| EXTRACTED DATA |
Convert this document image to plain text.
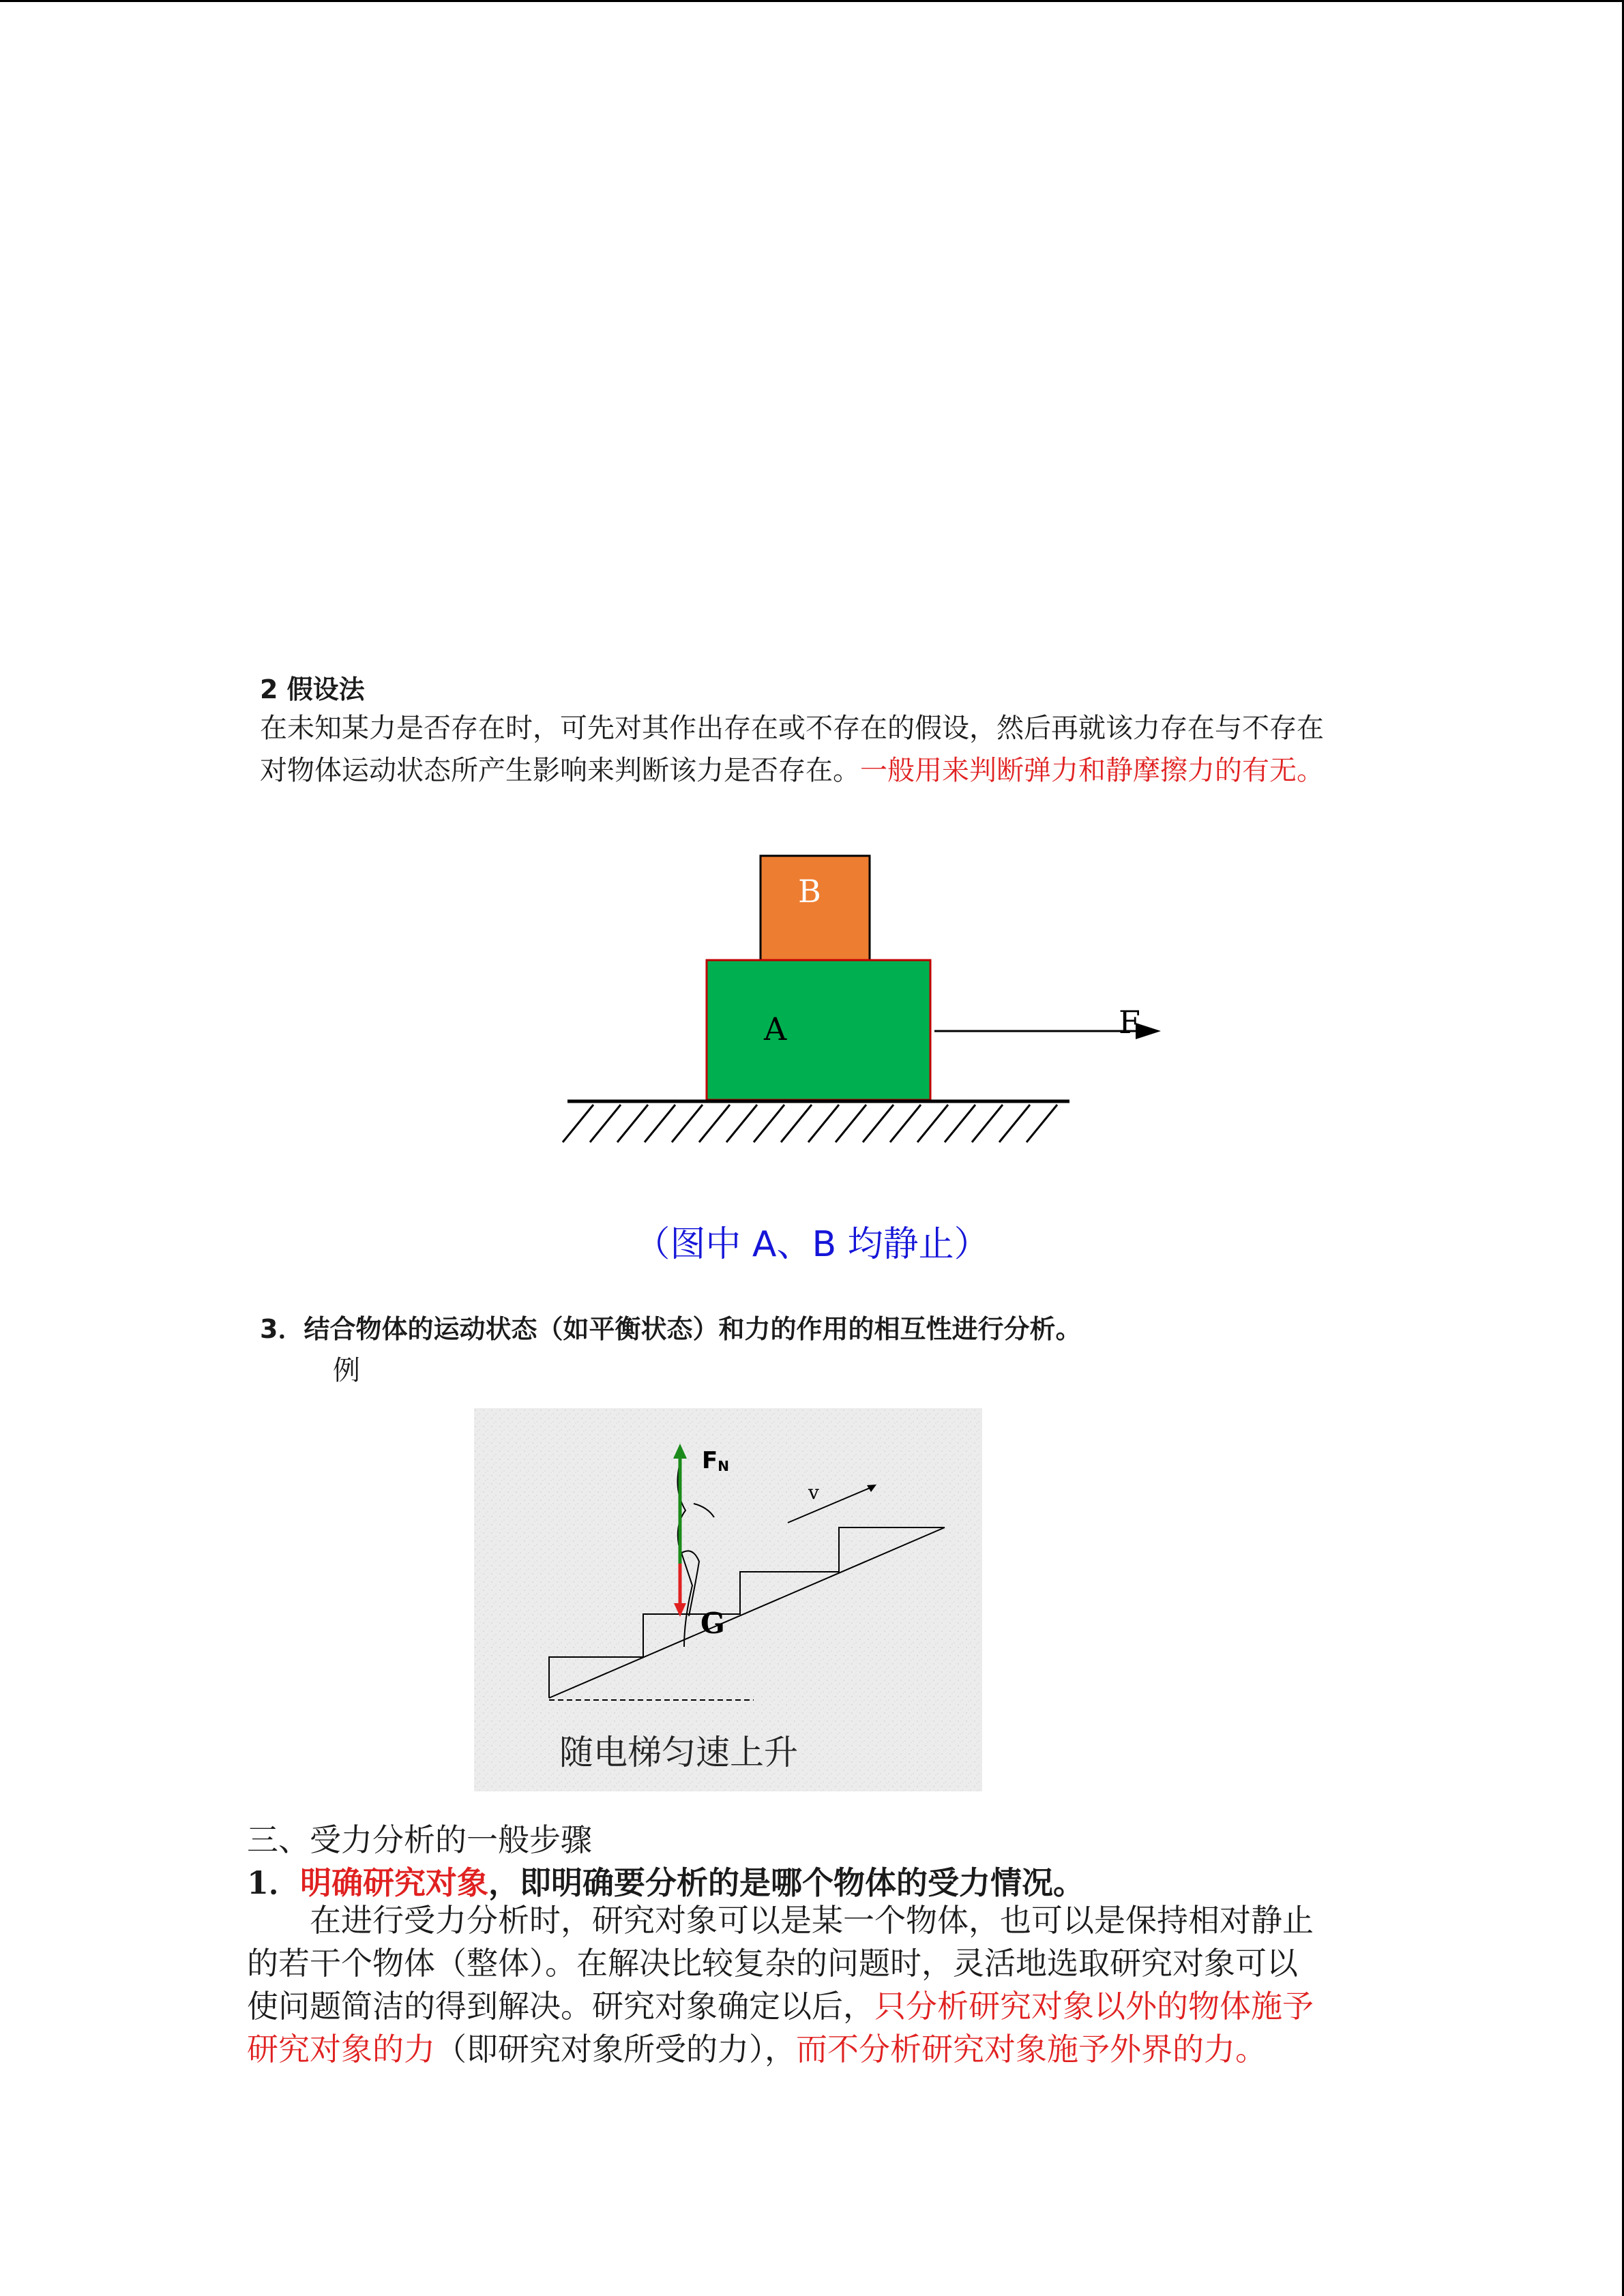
2 假设法
在未知某力是否存在时，可先对其作出存在或不存在的假设，然后再就该力存在与不存在
对物体运动状态所产生影响来判断该力是否存在。一般用来判断弹力和静摩擦力的有无。
B
A	F
（图中 A、B 均静止）
3．结合物体的运动状态（如平衡状态）和力的作用的相互性进行分析。
例
FN
v
G
随电梯匀速上升
三、受力分析的一般步骤
1．明确研究对象，即明确要分析的是哪个物体的受力情况。
在进行受力分析时，研究对象可以是某一个物体，也可以是保持相对静止
的若干个物体（整体）。在解决比较复杂的问题时，灵活地选取研究对象可以
使问题简洁的得到解决。研究对象确定以后，只分析研究对象以外的物体施予
研究对象的力（即研究对象所受的力），而不分析研究对象施予外界的力。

| WHAT YOU ARE ASKED TO DO |
Print the records word for word and exclude any picture they hold.

| TASK ANSWER |
Convert this document image to plain text.
2 假设法
在未知某力是否存在时，可先对其作出存在或不存在的假设，然后再就该力存在与不存在
对物体运动状态所产生影响来判断该力是否存在。一般用来判断弹力和静摩擦力的有无。
B
A	F
（图中 A、B 均静止）
3．结合物体的运动状态（如平衡状态）和力的作用的相互性进行分析。
例
FN
v
G
随电梯匀速上升
三、受力分析的一般步骤
1．明确研究对象，即明确要分析的是哪个物体的受力情况。
在进行受力分析时，研究对象可以是某一个物体，也可以是保持相对静止
的若干个物体（整体）。在解决比较复杂的问题时，灵活地选取研究对象可以
使问题简洁的得到解决。研究对象确定以后，只分析研究对象以外的物体施予
研究对象的力（即研究对象所受的力），而不分析研究对象施予外界的力。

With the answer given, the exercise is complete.